* [Your task]: Copy, from the entries below, each line in which the string "Exeter" appears.

═════ Material supplied ═════

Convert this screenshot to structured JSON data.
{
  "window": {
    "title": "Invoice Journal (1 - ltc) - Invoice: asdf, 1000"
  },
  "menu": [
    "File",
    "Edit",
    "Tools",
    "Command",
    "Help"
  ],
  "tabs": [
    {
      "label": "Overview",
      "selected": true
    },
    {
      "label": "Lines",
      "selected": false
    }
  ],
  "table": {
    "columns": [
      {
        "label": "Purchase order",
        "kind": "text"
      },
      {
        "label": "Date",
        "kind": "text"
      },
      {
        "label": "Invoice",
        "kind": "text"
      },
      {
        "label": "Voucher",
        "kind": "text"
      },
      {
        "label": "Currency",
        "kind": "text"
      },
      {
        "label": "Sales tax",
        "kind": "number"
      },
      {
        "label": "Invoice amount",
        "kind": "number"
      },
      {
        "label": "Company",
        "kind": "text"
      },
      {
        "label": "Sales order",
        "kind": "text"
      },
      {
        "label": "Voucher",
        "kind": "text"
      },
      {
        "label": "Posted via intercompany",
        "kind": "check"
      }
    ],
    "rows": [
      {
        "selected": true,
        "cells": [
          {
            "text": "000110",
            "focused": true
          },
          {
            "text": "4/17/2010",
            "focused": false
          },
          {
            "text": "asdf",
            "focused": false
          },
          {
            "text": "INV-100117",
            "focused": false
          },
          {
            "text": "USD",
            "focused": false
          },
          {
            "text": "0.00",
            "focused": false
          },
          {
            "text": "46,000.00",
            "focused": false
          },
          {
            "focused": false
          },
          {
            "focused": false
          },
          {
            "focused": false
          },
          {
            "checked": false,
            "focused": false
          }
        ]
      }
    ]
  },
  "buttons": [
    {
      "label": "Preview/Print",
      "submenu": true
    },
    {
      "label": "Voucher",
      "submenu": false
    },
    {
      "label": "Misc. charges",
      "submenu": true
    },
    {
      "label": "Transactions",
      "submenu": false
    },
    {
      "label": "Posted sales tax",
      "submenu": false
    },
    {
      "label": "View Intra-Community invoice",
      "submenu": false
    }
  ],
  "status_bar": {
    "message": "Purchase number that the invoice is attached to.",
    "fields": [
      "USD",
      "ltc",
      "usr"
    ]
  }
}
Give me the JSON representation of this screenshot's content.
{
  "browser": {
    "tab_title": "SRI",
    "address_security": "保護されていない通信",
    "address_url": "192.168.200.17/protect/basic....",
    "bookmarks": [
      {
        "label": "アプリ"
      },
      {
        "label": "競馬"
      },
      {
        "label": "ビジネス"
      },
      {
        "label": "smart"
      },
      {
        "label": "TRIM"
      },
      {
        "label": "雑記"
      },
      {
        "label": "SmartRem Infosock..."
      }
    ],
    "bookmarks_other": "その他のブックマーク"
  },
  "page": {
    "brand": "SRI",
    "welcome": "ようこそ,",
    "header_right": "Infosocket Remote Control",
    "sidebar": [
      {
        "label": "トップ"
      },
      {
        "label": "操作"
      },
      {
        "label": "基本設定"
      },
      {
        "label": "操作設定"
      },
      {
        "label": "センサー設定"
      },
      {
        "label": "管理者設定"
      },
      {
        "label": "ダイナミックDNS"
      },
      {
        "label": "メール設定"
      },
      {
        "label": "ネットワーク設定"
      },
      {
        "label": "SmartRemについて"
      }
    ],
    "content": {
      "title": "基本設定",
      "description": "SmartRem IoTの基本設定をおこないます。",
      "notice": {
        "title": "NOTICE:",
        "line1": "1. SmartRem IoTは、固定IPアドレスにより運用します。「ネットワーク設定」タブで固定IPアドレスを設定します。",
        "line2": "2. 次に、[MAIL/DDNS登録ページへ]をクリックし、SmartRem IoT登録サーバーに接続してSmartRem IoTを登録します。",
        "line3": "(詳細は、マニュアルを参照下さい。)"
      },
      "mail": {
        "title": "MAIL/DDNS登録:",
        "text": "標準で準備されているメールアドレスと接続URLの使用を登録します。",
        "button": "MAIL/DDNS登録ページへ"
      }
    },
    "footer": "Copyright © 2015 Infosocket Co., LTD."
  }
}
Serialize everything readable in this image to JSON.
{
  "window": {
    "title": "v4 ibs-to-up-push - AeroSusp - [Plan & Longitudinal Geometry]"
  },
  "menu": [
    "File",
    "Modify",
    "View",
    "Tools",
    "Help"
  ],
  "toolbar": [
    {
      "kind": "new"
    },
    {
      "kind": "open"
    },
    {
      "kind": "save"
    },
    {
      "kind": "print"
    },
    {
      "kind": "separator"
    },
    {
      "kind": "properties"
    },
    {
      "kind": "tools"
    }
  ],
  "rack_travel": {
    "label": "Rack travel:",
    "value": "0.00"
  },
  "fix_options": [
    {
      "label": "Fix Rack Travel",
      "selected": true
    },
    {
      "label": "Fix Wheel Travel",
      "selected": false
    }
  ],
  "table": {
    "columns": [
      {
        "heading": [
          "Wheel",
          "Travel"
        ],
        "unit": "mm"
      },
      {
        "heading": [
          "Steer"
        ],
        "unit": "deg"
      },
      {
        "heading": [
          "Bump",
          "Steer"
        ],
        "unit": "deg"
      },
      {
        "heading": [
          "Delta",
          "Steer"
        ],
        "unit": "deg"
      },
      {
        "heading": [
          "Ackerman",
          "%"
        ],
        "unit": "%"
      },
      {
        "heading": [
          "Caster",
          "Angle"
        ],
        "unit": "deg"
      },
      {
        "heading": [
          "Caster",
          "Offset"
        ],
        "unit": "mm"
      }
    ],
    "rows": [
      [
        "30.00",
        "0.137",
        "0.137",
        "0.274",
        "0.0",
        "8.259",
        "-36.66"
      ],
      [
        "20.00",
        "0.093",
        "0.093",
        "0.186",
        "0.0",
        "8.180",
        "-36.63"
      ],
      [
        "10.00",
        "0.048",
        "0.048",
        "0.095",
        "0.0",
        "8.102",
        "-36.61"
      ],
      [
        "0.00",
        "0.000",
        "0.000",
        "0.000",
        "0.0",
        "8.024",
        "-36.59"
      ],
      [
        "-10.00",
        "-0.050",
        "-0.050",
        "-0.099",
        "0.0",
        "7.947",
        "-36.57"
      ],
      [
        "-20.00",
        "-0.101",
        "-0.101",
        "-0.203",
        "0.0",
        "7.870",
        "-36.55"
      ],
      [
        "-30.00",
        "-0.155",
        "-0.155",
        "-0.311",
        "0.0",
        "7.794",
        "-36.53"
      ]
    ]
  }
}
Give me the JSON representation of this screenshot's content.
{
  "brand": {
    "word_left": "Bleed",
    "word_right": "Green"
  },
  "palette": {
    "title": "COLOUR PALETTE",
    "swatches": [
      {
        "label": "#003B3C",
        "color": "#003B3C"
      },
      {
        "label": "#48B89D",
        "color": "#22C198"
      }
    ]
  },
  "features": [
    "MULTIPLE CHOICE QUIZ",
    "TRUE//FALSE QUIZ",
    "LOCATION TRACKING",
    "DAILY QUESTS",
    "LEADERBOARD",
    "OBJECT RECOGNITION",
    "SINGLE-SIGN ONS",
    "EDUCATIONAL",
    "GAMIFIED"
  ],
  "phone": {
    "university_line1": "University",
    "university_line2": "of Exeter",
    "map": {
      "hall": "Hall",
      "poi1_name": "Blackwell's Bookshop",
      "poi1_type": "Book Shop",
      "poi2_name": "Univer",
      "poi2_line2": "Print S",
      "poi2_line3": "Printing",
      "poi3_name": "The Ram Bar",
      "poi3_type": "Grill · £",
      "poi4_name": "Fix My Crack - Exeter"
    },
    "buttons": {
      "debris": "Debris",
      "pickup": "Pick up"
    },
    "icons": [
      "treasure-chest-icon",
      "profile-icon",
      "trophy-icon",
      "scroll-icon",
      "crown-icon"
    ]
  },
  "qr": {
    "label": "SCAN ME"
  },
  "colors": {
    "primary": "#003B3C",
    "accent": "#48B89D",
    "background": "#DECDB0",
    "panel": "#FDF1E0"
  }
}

═════

* [Problem solution]:
    "university_line2": "of Exeter",
      "poi4_name": "Fix My Crack - Exeter"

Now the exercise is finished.